Task directions:
Quote the records in full and leave their pictures out.

··· Exercise materials

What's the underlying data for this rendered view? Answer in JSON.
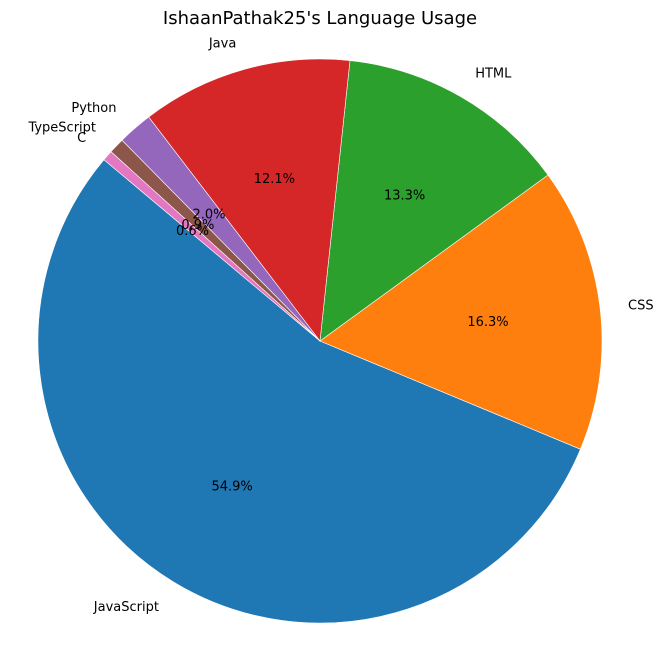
{
  "chart_data": {
    "type": "pie",
    "title": "IshaanPathak25's Language Usage",
    "slices": [
      {
        "label": "JavaScript",
        "value": 54.9,
        "pct_label": "54.9%",
        "color": "#1f77b4"
      },
      {
        "label": "CSS",
        "value": 16.3,
        "pct_label": "16.3%",
        "color": "#ff7f0e"
      },
      {
        "label": "HTML",
        "value": 13.3,
        "pct_label": "13.3%",
        "color": "#2ca02c"
      },
      {
        "label": "Java",
        "value": 12.1,
        "pct_label": "12.1%",
        "color": "#d62728"
      },
      {
        "label": "Python",
        "value": 2.0,
        "pct_label": "2.0%",
        "color": "#9467bd"
      },
      {
        "label": "TypeScript",
        "value": 0.9,
        "pct_label": "0.9%",
        "color": "#8c564b"
      },
      {
        "label": "C",
        "value": 0.6,
        "pct_label": "0.6%",
        "color": "#e377c2"
      }
    ],
    "start_angle_deg": 140,
    "direction": "counterclockwise"
  }
}
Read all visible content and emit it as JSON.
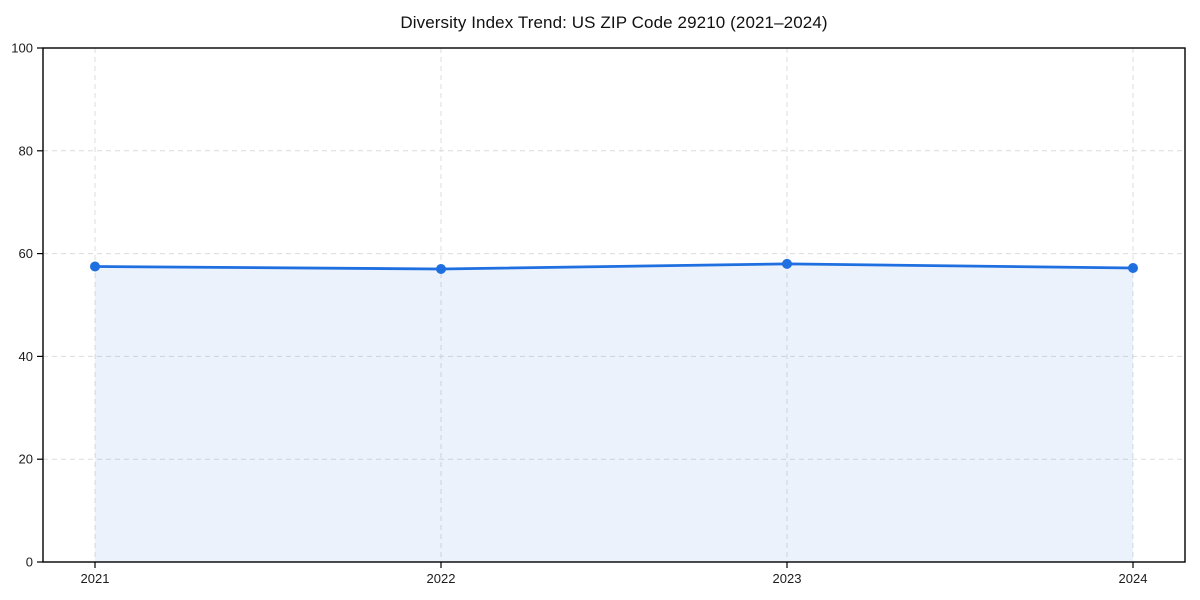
{
  "title": "Diversity Index Trend: US ZIP Code 29210 (2021–2024)",
  "chart_data": {
    "type": "area",
    "title": "Diversity Index Trend: US ZIP Code 29210 (2021–2024)",
    "x": [
      2021,
      2022,
      2023,
      2024
    ],
    "xticklabels": [
      "2021",
      "2022",
      "2023",
      "2024"
    ],
    "series": [
      {
        "name": "Diversity Index",
        "values": [
          57.5,
          57.0,
          58.0,
          57.2
        ]
      }
    ],
    "xlabel": "",
    "ylabel": "",
    "ylim": [
      0,
      100
    ],
    "yticks": [
      0,
      20,
      40,
      60,
      80,
      100
    ],
    "grid": true,
    "grid_style": "dashed",
    "legend": false,
    "colors": {
      "line": "#1f6fe0",
      "marker": "#1f6fe0",
      "fill": "rgba(31,111,224,0.09)",
      "grid": "#dcdcdc",
      "spine": "#000000",
      "tick_text": "#1c1c1c",
      "background": "#ffffff"
    }
  }
}
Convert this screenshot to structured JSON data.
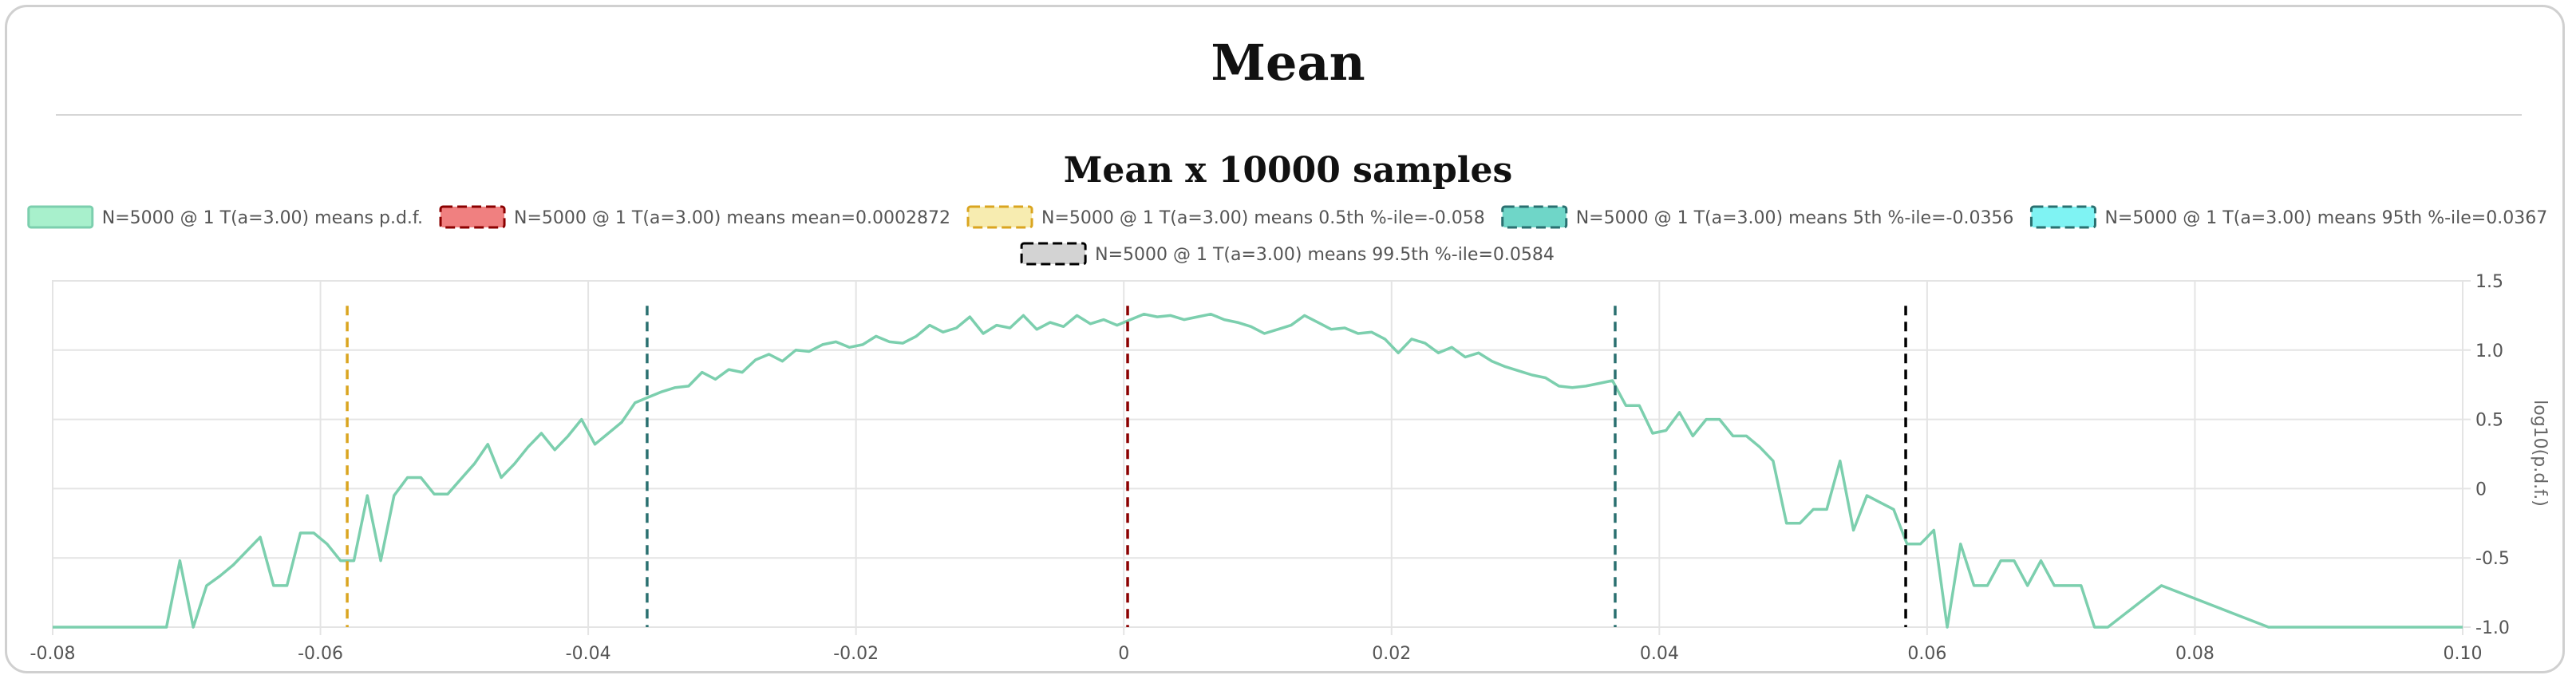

······

Full solution:
What's the underlying data for this rendered view? Answer in JSON.
{
  "chart_data": {
    "type": "pie",
    "title": "IshaanPathak25's Language Usage",
    "slices": [
      {
        "label": "JavaScript",
        "value": 54.9,
        "pct_label": "54.9%",
        "color": "#1f77b4"
      },
      {
        "label": "CSS",
        "value": 16.3,
        "pct_label": "16.3%",
        "color": "#ff7f0e"
      },
      {
        "label": "HTML",
        "value": 13.3,
        "pct_label": "13.3%",
        "color": "#2ca02c"
      },
      {
        "label": "Java",
        "value": 12.1,
        "pct_label": "12.1%",
        "color": "#d62728"
      },
      {
        "label": "Python",
        "value": 2.0,
        "pct_label": "2.0%",
        "color": "#9467bd"
      },
      {
        "label": "TypeScript",
        "value": 0.9,
        "pct_label": "0.9%",
        "color": "#8c564b"
      },
      {
        "label": "C",
        "value": 0.6,
        "pct_label": "0.6%",
        "color": "#e377c2"
      }
    ],
    "start_angle_deg": 140,
    "direction": "counterclockwise"
  }
}
Read all visible content and emit it as JSON.
{
  "title": "Diversity Index Trend: US ZIP Code 29210 (2021–2024)",
  "chart_data": {
    "type": "area",
    "title": "Diversity Index Trend: US ZIP Code 29210 (2021–2024)",
    "x": [
      2021,
      2022,
      2023,
      2024
    ],
    "xticklabels": [
      "2021",
      "2022",
      "2023",
      "2024"
    ],
    "series": [
      {
        "name": "Diversity Index",
        "values": [
          57.5,
          57.0,
          58.0,
          57.2
        ]
      }
    ],
    "xlabel": "",
    "ylabel": "",
    "ylim": [
      0,
      100
    ],
    "yticks": [
      0,
      20,
      40,
      60,
      80,
      100
    ],
    "grid": true,
    "grid_style": "dashed",
    "legend": false,
    "colors": {
      "line": "#1f6fe0",
      "marker": "#1f6fe0",
      "fill": "rgba(31,111,224,0.09)",
      "grid": "#dcdcdc",
      "spine": "#000000",
      "tick_text": "#1c1c1c",
      "background": "#ffffff"
    }
  }
}
Convert this screenshot to structured JSON data.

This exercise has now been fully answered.